→ EXERCISE DIRECTIONS: In the material below, identify each line bearing the word "would". Reproduce those lines.

→ INPUT DATA:

— Start —

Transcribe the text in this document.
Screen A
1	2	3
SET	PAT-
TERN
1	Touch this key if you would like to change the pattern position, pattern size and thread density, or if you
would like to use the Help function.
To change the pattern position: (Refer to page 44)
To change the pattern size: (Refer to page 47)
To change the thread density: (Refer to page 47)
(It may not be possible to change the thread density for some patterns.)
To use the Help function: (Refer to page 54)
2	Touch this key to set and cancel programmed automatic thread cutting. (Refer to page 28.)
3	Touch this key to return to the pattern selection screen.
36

— End —

→ SOLUTION TO THIS EXERCISE:
1	Touch this key if you would like to change the pattern position, pattern size and thread density, or if you
would like to use the Help function.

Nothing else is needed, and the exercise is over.